# EXERCISE REQUIREMENTS
Go through the records and extract every line with the word "الآيات".

** Start **

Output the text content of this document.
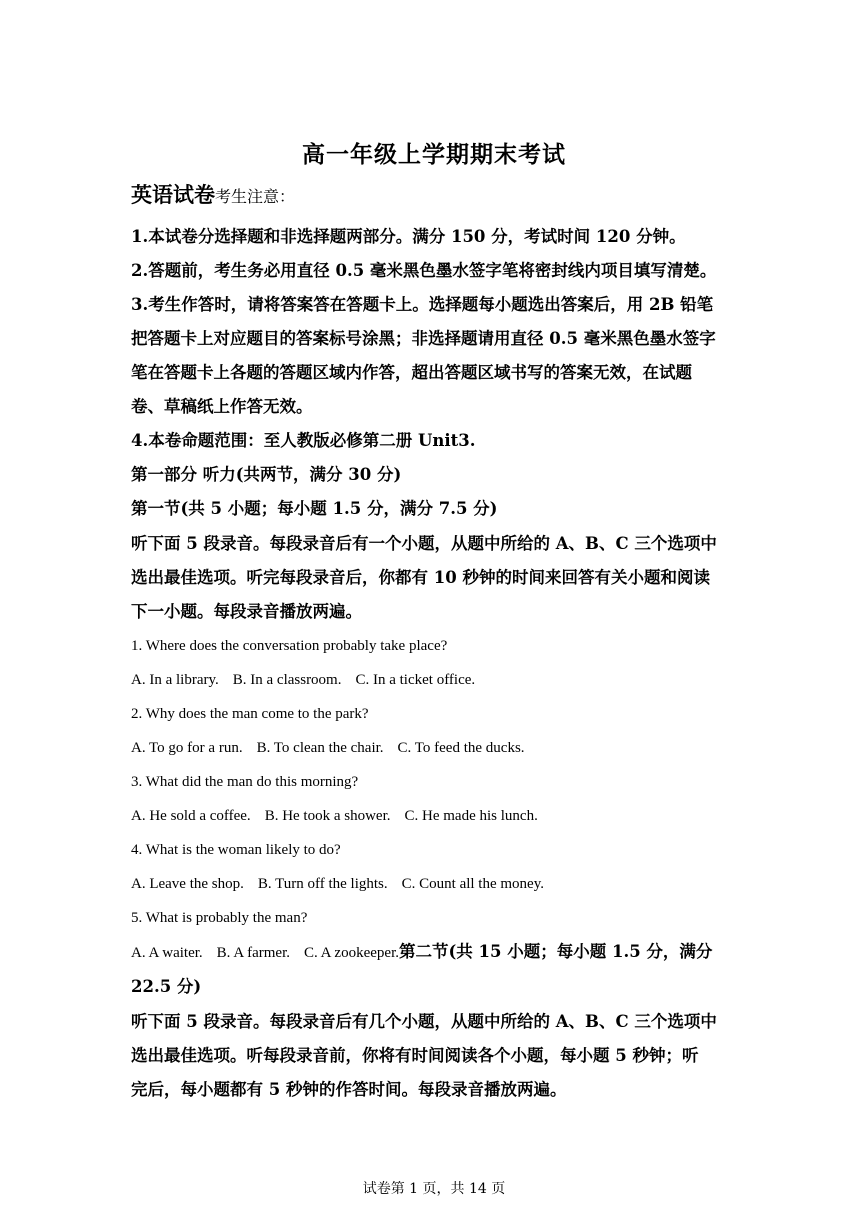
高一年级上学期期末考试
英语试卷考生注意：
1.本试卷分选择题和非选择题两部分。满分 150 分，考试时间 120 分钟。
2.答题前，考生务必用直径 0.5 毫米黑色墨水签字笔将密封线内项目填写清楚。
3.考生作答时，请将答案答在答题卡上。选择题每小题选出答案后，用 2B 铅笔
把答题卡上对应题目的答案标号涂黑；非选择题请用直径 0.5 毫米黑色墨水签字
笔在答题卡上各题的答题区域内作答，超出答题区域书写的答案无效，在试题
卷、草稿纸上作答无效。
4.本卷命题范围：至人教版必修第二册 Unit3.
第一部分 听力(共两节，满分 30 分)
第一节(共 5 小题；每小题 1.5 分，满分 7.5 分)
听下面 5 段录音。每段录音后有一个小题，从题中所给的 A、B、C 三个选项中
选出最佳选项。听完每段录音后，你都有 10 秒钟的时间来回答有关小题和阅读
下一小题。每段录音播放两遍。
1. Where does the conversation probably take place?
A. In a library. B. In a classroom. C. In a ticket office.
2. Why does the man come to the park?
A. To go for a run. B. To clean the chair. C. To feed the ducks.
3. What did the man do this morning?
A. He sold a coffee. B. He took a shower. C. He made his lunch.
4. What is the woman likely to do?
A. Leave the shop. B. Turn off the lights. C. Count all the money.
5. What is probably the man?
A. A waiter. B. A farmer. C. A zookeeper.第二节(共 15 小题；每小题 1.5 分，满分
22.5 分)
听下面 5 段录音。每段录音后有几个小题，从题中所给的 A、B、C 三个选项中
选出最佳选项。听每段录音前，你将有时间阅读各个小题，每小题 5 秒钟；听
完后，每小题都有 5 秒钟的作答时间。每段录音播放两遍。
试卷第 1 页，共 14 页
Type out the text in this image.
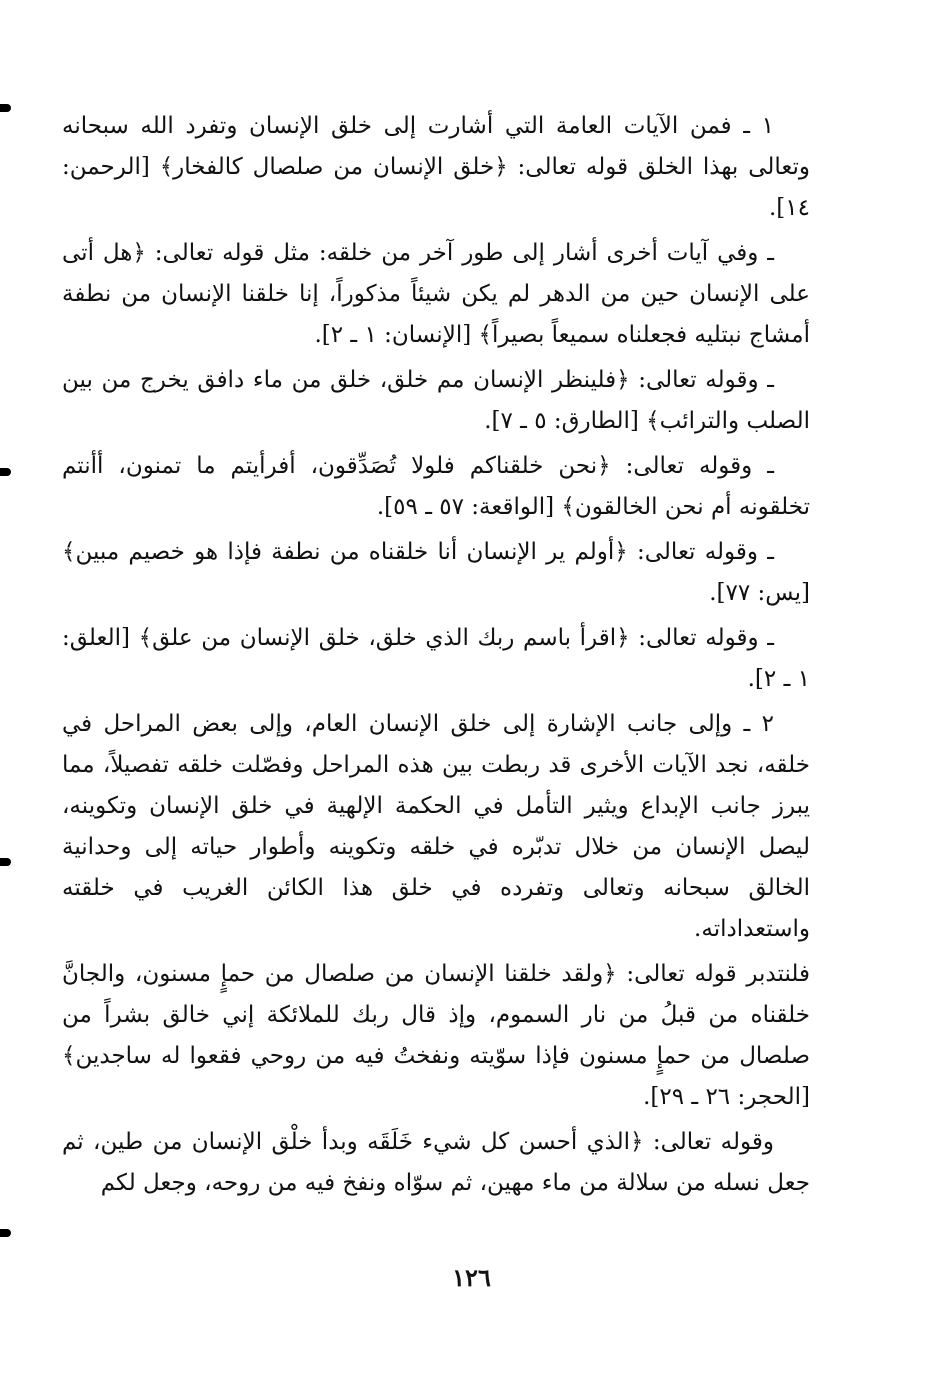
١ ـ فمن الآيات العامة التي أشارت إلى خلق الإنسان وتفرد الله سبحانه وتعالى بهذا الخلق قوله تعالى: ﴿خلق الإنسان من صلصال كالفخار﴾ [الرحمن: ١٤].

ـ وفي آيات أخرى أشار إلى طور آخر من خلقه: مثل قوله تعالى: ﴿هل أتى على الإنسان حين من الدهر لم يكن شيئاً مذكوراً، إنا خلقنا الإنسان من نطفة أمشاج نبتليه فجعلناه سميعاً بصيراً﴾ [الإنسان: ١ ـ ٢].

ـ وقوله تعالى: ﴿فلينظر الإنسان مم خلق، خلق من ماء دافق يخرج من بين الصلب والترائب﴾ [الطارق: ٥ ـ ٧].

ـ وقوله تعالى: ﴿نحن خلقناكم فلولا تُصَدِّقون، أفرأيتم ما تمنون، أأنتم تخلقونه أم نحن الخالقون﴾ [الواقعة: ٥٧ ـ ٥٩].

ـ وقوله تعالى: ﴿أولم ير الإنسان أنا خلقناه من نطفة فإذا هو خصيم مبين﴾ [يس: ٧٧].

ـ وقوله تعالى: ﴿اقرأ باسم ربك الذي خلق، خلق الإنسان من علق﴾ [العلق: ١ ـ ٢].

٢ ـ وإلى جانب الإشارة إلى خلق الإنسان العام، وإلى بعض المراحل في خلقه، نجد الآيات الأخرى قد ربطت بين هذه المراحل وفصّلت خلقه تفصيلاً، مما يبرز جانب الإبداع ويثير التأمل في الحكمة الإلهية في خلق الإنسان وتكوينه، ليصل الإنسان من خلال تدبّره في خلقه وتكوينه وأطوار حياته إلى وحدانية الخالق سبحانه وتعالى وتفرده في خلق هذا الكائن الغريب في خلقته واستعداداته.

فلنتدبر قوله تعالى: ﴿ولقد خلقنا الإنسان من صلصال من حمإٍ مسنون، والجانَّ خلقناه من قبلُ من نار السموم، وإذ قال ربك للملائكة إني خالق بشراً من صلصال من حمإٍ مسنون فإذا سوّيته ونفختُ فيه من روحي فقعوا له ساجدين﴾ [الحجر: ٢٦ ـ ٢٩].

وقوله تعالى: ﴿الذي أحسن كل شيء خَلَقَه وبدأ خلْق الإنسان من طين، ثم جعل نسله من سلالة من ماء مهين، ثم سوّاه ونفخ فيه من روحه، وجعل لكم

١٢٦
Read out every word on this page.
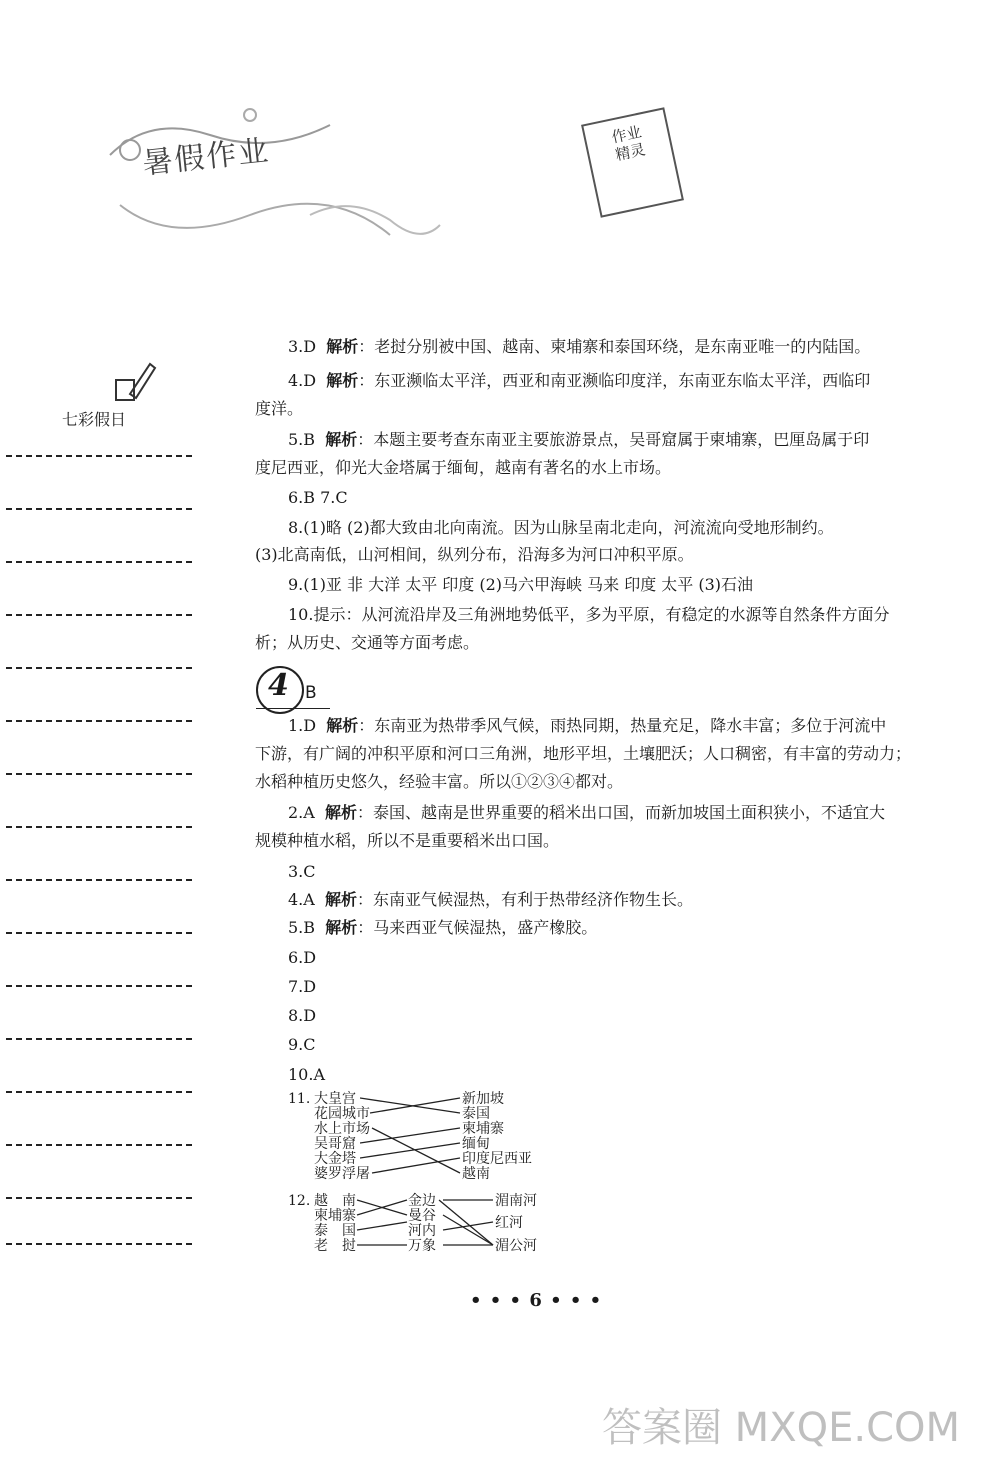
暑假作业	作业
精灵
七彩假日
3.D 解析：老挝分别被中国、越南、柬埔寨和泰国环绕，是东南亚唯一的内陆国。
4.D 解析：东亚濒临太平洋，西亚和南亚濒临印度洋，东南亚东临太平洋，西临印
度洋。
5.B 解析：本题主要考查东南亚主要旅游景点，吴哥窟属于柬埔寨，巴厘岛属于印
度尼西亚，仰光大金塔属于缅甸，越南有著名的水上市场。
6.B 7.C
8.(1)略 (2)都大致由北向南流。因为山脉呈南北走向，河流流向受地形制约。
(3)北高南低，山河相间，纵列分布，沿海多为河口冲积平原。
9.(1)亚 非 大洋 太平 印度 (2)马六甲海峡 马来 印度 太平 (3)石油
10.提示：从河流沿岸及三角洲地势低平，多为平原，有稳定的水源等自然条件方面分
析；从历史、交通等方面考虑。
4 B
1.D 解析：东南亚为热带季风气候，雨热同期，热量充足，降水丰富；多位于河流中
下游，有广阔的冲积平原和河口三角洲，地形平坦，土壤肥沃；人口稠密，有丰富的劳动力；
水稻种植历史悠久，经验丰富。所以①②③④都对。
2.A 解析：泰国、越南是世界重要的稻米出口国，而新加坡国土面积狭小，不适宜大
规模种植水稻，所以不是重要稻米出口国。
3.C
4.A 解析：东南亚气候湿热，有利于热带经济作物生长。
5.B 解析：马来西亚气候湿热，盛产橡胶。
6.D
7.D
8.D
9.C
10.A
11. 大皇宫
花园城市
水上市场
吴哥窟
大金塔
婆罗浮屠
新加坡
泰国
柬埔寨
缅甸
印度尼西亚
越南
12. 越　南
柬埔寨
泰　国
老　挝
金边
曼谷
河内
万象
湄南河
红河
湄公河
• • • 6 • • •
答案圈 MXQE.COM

** End **

# RESPONSE TO THE TASK
١ ـ فمن الآيات العامة التي أشارت إلى خلق الإنسان وتفرد الله سبحانه وتعالى بهذا الخلق قوله تعالى: ﴿خلق الإنسان من صلصال كالفخار﴾ [الرحمن: ١٤].
٢ ـ وإلى جانب الإشارة إلى خلق الإنسان العام، وإلى بعض المراحل في خلقه، نجد الآيات الأخرى قد ربطت بين هذه المراحل وفصّلت خلقه تفصيلاً، مما يبرز جانب الإبداع ويثير التأمل في الحكمة الإلهية في خلق الإنسان وتكوينه، ليصل الإنسان من خلال تدبّره في خلقه وتكوينه وأطوار حياته إلى وحدانية الخالق سبحانه وتعالى وتفرده في خلق هذا الكائن الغريب في خلقته واستعداداته.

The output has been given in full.